====== ARTICLE ======
Complex projects like Guix need a variety of contributions, not just code. Guix's web site needs visual designers who have great taste, and certainly a better sense of colour than mine! We need documentation writers to provide the variety of articles and how-tos that we've seen users asking for in the comments. The list goes on!
Unsurprisingly, Guix is code heavy with 60% of contributors focusing in this area, but it's great to see that there are people contributing across the project. Perhaps there's a role you can play? ... yes, you reading this post!
Paid vs unpaid contribution
FOSS projects exist on a continuum of paid and unpaid contribution. Many projects are wholly built by volunteers. Equally, there are many large and complex projects where the reality is that they're built by paid developers — after all, everyone needs to eat!
To explore this area the survey then asked (Q24), Are you paid to contribute to Guix?
The results show:
Table 24: Contributor compensation
Type of compensation
Count
Percentage
I'm an unpaid volunteer
328
94%
I'm partially paid to work on Guix (e.g. part of my employment or a small grant)
19
5%
I'm full-time paid to work on Guix
1
0.3%
No answer
7
N/A
We can see this as Figure 16 :
Figure 16: Guix developer compensation
Some thoughts:
Guix is a volunteer driven project.
The best way to work on Guix professionally is to find a way to make it part of your employment.
For everyone involved in the project the fact that the majority of contributors are doing it in their spare time has to be factored into everything we do, and how we treat each other.
Previous contributors
Ensuring contributors continue to be excited and active in the project is important for it's health. Ultimately, fewer developers means less can be done. In volunteer projects there's always natural churn as contributor's lives change. But, fixing any issues that discourages contributors is important for maintaining a healthy project.
Question 25 was targeted at the 59 participants who identified themselves as Previous Contributors. It asked, You previously contributed to Guix, but stopped, why did you stop?
The detailed results are:
Table 25: Previous contributor analysis
Category
Count
Percentage of Previous Contributors
External circumstances (e.g. other priorities, not enough time, etc)
28
35%
Response to contributions was slow and/or reviews arduous
12
15%
The contribution process (e.g. email and patch flow)
11
14%
Developing in Guix/Guile was too difficult (e.g. REPL/developer tooling)
6
8%
Guix speed and performance
3
4%
Project co-ordination, decision making and governance
2
3%
Lack of appreciation, acknowledgement and/or loneliness
2
3%
Negative interactions with other contributors (i.e. conflict)
2
3%
Burnt out from contributing to Guix
2
3%
Learning Guix internals was too complex (e.g. poor documentation)
1
1%
Social pressure of doing reviews and/or turning down contributions
1
1%
Other
10
13%
Figure 17 shows this graphically:
Figure 17: Reasons for ceasing to contribute to Guix
There were 80 answers from the 59 participants so some participants chose more than one reason.
As we can see a change in external circumstances was the biggest reason and to be expected.
The next reason was Response to contributions was slow and/or reviews arduous, as we'll see this repeatedly showed-up as the biggest issue.
Next was The contribution process (e.g. email and patch flow) which also appears in many comments. Judging by the comments the email and patch flow may be a gateway factor that puts-off potential contributors from starting. There's no way for the survey to determine this as it only covers people that started contributing and then stopped, but the comments are interesting.
======
### INSTRUCTIONS FOR THE TASK
Transcribe word for word the part of the Guix survey article starting with "For everyone involved" and going on through "a healthy project.".
====== DATA ======
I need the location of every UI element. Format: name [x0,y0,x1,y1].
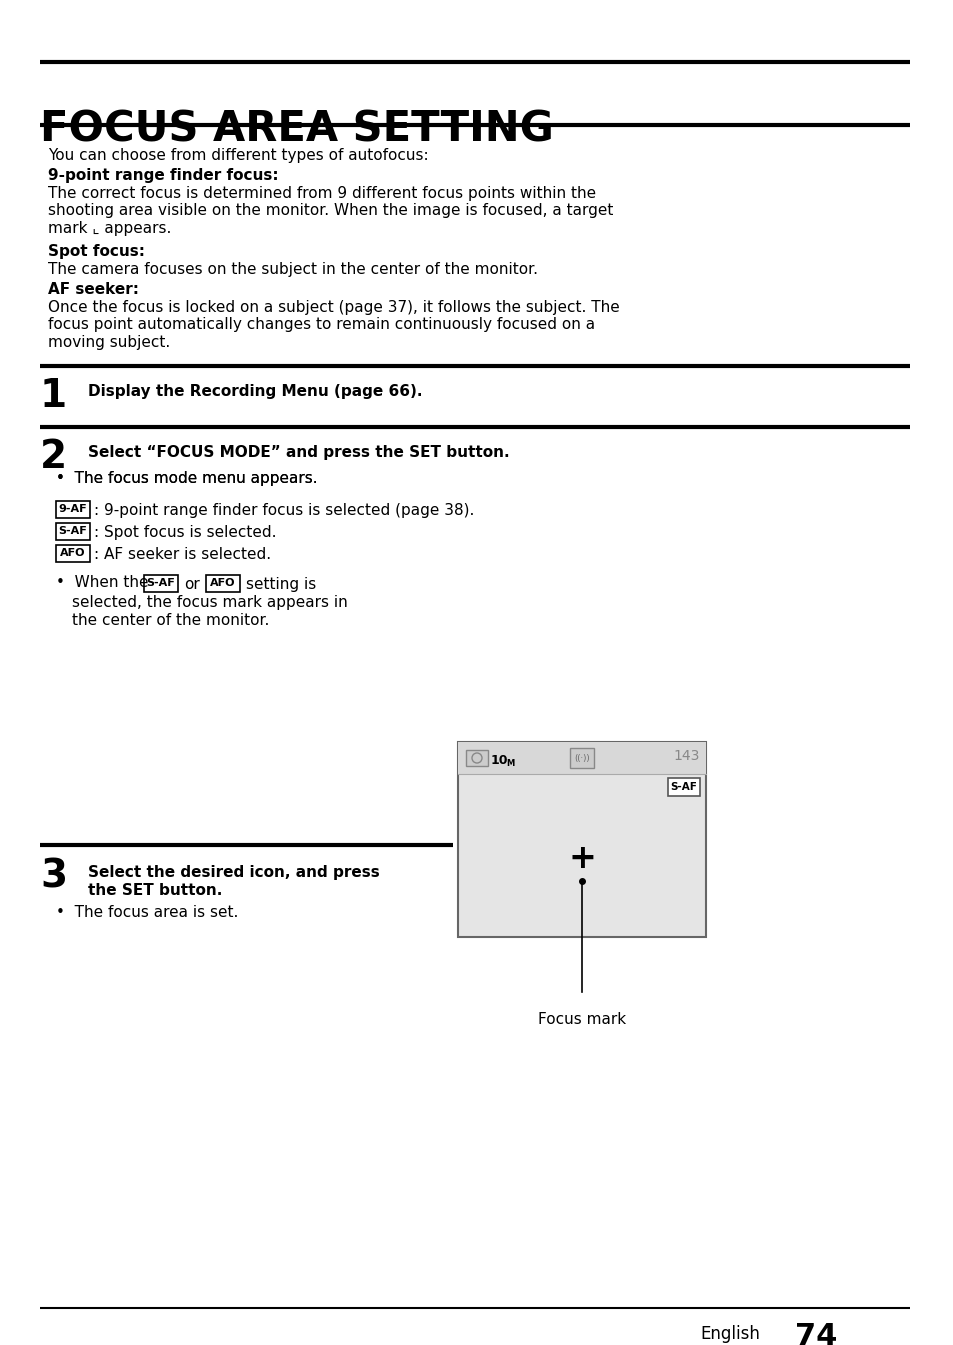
======
### FINAL RESULT
For everyone involved in the project the fact that the majority of contributors are doing it in their spare time has to be factored into everything we do, and how we treat each other.
Previous contributors
Ensuring contributors continue to be excited and active in the project is important for it's health. Ultimately, fewer developers means less can be done. In volunteer projects there's always natural churn as contributor's lives change. But, fixing any issues that discourages contributors is important for maintaining a healthy project.